▶ [EXERCISE DESCRIPTION]: Transcribe each of the rows below verbatim, reproducing every line without alteration.

(Annotated element entries)
────────────────────────────────────────
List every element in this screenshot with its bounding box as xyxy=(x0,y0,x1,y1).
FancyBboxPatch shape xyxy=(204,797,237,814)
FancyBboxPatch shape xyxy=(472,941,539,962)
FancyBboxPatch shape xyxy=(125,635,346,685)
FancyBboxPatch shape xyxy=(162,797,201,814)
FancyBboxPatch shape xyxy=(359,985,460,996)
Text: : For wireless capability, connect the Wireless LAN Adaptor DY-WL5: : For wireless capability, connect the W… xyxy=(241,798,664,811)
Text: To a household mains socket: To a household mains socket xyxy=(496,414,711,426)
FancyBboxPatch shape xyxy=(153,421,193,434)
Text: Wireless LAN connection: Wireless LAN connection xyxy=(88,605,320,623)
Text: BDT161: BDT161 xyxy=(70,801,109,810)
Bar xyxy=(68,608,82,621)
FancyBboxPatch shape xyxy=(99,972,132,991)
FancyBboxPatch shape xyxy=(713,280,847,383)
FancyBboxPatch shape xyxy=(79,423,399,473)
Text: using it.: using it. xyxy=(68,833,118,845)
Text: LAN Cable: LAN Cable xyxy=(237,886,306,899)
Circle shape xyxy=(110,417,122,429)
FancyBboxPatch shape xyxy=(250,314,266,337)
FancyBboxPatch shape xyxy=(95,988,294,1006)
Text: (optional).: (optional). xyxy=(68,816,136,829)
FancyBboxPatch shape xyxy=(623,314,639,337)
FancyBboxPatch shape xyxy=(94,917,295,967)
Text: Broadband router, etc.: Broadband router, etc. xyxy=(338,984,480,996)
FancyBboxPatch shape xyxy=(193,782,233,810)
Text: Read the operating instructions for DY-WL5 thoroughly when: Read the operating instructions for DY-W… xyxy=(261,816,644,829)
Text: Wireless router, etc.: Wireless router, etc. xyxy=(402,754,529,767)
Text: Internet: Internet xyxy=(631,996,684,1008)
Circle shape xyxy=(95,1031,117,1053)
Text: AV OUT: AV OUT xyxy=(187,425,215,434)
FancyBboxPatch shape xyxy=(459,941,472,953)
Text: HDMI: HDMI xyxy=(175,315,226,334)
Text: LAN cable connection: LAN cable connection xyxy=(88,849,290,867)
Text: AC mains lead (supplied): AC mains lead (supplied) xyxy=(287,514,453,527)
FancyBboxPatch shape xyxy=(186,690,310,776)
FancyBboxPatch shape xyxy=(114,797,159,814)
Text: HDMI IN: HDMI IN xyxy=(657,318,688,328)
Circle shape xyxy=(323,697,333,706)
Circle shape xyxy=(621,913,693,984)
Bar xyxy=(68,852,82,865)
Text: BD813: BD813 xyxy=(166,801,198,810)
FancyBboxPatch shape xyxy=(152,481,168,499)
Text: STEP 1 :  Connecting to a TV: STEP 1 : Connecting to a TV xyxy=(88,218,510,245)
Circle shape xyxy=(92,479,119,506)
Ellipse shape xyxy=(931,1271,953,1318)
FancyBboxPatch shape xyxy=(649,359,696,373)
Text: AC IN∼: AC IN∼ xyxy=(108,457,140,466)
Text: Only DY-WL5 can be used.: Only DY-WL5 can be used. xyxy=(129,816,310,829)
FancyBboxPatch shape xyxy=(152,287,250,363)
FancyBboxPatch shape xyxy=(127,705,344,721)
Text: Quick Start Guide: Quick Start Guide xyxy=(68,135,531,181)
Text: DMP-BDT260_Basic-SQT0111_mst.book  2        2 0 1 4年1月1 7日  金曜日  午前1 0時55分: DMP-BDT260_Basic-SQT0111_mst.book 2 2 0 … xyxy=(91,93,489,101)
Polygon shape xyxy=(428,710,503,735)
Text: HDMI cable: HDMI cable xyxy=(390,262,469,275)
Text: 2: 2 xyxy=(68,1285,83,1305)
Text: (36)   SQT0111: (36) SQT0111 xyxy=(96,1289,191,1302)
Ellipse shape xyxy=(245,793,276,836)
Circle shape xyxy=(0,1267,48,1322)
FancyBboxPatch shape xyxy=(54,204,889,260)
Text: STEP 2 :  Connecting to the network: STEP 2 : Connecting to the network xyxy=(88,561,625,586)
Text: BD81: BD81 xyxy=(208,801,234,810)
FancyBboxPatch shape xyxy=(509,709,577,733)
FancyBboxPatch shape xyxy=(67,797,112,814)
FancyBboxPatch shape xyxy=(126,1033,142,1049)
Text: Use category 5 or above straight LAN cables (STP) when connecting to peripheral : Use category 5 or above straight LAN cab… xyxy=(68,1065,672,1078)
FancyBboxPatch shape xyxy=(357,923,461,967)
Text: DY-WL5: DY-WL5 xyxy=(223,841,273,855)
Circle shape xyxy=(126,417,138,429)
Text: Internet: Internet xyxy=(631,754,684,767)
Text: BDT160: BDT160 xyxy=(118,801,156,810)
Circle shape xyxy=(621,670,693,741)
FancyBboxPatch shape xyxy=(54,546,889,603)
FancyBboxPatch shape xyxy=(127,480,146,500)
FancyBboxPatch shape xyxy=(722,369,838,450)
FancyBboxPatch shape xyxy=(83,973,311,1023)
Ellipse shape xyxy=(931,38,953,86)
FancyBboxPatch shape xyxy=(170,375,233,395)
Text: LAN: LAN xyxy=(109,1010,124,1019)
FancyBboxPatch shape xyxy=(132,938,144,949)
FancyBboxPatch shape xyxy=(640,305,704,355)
────────────────────────────────────────
▶ [WORKED SOLUTION]:
List every element in this screenshot with its bounding box as xyxy=(x0,y0,x1,y1).
FancyBboxPatch shape xyxy=(204,797,237,814)
FancyBboxPatch shape xyxy=(472,941,539,962)
FancyBboxPatch shape xyxy=(125,635,346,685)
FancyBboxPatch shape xyxy=(162,797,201,814)
FancyBboxPatch shape xyxy=(359,985,460,996)
Text: : For wireless capability, connect the Wireless LAN Adaptor DY-WL5: : For wireless capability, connect the W… xyxy=(241,798,664,811)
Text: To a household mains socket: To a household mains socket xyxy=(496,414,711,426)
FancyBboxPatch shape xyxy=(153,421,193,434)
Text: Wireless LAN connection: Wireless LAN connection xyxy=(88,605,320,623)
Text: BDT161: BDT161 xyxy=(70,801,109,810)
Bar xyxy=(68,608,82,621)
FancyBboxPatch shape xyxy=(99,972,132,991)
FancyBboxPatch shape xyxy=(713,280,847,383)
FancyBboxPatch shape xyxy=(79,423,399,473)
Text: using it.: using it. xyxy=(68,833,118,845)
Text: LAN Cable: LAN Cable xyxy=(237,886,306,899)
Circle shape xyxy=(110,417,122,429)
FancyBboxPatch shape xyxy=(250,314,266,337)
FancyBboxPatch shape xyxy=(95,988,294,1006)
Text: (optional).: (optional). xyxy=(68,816,136,829)
FancyBboxPatch shape xyxy=(623,314,639,337)
FancyBboxPatch shape xyxy=(94,917,295,967)
Text: Broadband router, etc.: Broadband router, etc. xyxy=(338,984,480,996)
FancyBboxPatch shape xyxy=(193,782,233,810)
Text: Read the operating instructions for DY-WL5 thoroughly when: Read the operating instructions for DY-W… xyxy=(261,816,644,829)
Text: Wireless router, etc.: Wireless router, etc. xyxy=(402,754,529,767)
Text: Internet: Internet xyxy=(631,996,684,1008)
Circle shape xyxy=(95,1031,117,1053)
Text: AV OUT: AV OUT xyxy=(187,425,215,434)
FancyBboxPatch shape xyxy=(459,941,472,953)
Text: HDMI: HDMI xyxy=(175,315,226,334)
Text: LAN cable connection: LAN cable connection xyxy=(88,849,290,867)
Text: AC mains lead (supplied): AC mains lead (supplied) xyxy=(287,514,453,527)
FancyBboxPatch shape xyxy=(186,690,310,776)
FancyBboxPatch shape xyxy=(114,797,159,814)
Text: HDMI IN: HDMI IN xyxy=(657,318,688,328)
Circle shape xyxy=(323,697,333,706)
Circle shape xyxy=(621,913,693,984)
Bar xyxy=(68,852,82,865)
Text: BD813: BD813 xyxy=(166,801,198,810)
FancyBboxPatch shape xyxy=(152,481,168,499)
Text: STEP 1 :  Connecting to a TV: STEP 1 : Connecting to a TV xyxy=(88,218,510,245)
Circle shape xyxy=(92,479,119,506)
Ellipse shape xyxy=(931,1271,953,1318)
FancyBboxPatch shape xyxy=(649,359,696,373)
Text: AC IN∼: AC IN∼ xyxy=(108,457,140,466)
Text: Only DY-WL5 can be used.: Only DY-WL5 can be used. xyxy=(129,816,310,829)
FancyBboxPatch shape xyxy=(152,287,250,363)
FancyBboxPatch shape xyxy=(127,705,344,721)
Text: Quick Start Guide: Quick Start Guide xyxy=(68,135,531,181)
Text: DMP-BDT260_Basic-SQT0111_mst.book  2        2 0 1 4年1月1 7日  金曜日  午前1 0時55分: DMP-BDT260_Basic-SQT0111_mst.book 2 2 0 … xyxy=(91,93,489,101)
Polygon shape xyxy=(428,710,503,735)
Text: HDMI cable: HDMI cable xyxy=(390,262,469,275)
Text: 2: 2 xyxy=(68,1285,83,1305)
Text: (36)   SQT0111: (36) SQT0111 xyxy=(96,1289,191,1302)
Ellipse shape xyxy=(245,793,276,836)
Circle shape xyxy=(0,1267,48,1322)
FancyBboxPatch shape xyxy=(54,204,889,260)
Text: STEP 2 :  Connecting to the network: STEP 2 : Connecting to the network xyxy=(88,561,625,586)
Text: BD81: BD81 xyxy=(208,801,234,810)
FancyBboxPatch shape xyxy=(509,709,577,733)
FancyBboxPatch shape xyxy=(67,797,112,814)
FancyBboxPatch shape xyxy=(126,1033,142,1049)
Text: Use category 5 or above straight LAN cables (STP) when connecting to peripheral : Use category 5 or above straight LAN cab… xyxy=(68,1065,672,1078)
FancyBboxPatch shape xyxy=(357,923,461,967)
Text: DY-WL5: DY-WL5 xyxy=(223,841,273,855)
Circle shape xyxy=(126,417,138,429)
Text: Internet: Internet xyxy=(631,754,684,767)
Text: BDT160: BDT160 xyxy=(118,801,156,810)
Circle shape xyxy=(621,670,693,741)
FancyBboxPatch shape xyxy=(54,546,889,603)
FancyBboxPatch shape xyxy=(127,480,146,500)
FancyBboxPatch shape xyxy=(722,369,838,450)
FancyBboxPatch shape xyxy=(83,973,311,1023)
Ellipse shape xyxy=(931,38,953,86)
FancyBboxPatch shape xyxy=(170,375,233,395)
Text: LAN: LAN xyxy=(109,1010,124,1019)
FancyBboxPatch shape xyxy=(132,938,144,949)
FancyBboxPatch shape xyxy=(640,305,704,355)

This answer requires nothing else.